Exercise data:
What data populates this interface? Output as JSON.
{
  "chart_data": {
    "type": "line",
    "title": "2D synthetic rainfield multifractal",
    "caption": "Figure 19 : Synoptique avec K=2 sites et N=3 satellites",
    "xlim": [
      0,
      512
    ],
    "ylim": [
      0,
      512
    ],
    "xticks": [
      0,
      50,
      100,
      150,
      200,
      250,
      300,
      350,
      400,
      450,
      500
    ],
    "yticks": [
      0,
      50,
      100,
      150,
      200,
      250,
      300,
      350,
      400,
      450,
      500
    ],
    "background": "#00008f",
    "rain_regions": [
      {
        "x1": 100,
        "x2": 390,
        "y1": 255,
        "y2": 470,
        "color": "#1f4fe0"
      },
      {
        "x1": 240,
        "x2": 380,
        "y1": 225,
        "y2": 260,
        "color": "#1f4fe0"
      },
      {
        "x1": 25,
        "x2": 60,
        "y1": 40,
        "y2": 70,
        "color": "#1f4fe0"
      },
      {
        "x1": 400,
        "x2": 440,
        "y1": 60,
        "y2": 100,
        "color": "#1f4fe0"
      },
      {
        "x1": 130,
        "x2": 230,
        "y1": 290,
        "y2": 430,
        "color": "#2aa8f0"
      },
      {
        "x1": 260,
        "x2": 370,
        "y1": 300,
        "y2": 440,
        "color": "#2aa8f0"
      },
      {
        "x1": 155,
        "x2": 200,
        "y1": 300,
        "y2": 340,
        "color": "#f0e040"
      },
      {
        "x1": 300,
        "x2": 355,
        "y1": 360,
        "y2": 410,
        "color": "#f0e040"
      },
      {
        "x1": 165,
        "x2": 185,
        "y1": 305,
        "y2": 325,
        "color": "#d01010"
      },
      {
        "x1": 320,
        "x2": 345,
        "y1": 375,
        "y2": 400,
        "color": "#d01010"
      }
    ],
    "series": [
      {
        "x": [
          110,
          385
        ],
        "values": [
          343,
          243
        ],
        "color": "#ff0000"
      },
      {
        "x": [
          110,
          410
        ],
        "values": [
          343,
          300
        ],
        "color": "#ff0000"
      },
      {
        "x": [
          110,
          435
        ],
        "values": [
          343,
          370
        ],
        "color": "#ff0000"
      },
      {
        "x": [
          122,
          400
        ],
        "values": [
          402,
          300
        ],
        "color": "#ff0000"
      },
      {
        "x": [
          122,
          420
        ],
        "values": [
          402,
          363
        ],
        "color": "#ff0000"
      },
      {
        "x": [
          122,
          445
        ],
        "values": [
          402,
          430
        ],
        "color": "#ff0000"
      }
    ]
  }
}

* * *

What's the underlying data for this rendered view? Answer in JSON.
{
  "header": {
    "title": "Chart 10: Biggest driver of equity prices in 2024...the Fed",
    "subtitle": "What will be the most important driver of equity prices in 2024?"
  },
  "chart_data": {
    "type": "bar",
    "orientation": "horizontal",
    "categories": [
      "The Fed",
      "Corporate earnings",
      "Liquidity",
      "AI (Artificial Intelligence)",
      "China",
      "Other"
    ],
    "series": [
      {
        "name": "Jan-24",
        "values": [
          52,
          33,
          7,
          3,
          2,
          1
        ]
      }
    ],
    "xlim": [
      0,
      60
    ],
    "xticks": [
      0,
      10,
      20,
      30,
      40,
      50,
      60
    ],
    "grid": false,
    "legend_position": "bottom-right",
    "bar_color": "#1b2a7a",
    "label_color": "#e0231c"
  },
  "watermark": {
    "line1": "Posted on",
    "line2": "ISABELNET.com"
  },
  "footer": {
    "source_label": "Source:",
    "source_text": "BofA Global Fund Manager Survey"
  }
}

==

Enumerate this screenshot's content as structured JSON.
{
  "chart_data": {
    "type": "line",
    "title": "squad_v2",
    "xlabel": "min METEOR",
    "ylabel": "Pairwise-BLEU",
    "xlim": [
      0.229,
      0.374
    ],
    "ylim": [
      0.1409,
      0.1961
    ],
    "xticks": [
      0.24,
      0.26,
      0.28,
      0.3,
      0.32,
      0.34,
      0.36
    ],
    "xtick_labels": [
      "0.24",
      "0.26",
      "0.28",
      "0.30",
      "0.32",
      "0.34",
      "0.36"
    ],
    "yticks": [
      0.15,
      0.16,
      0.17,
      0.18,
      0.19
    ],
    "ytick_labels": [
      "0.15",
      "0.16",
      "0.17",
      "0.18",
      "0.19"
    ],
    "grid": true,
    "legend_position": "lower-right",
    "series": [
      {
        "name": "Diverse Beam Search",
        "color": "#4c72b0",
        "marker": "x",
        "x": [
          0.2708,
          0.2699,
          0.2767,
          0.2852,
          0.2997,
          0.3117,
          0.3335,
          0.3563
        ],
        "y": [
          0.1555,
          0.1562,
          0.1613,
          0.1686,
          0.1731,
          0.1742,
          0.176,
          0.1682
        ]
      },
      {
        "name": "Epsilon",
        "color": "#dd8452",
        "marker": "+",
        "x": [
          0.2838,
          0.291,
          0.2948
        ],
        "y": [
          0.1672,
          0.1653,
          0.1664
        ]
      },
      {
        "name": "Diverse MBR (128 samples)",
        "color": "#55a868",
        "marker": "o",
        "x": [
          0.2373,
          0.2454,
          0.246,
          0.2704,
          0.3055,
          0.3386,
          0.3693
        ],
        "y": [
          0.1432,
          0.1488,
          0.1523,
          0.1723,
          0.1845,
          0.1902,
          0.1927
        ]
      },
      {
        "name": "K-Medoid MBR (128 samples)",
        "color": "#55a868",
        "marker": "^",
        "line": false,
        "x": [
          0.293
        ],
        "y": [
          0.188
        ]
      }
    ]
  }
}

Written instruction: Return only the number of lines in the data above that include the word "driver".

In response: 2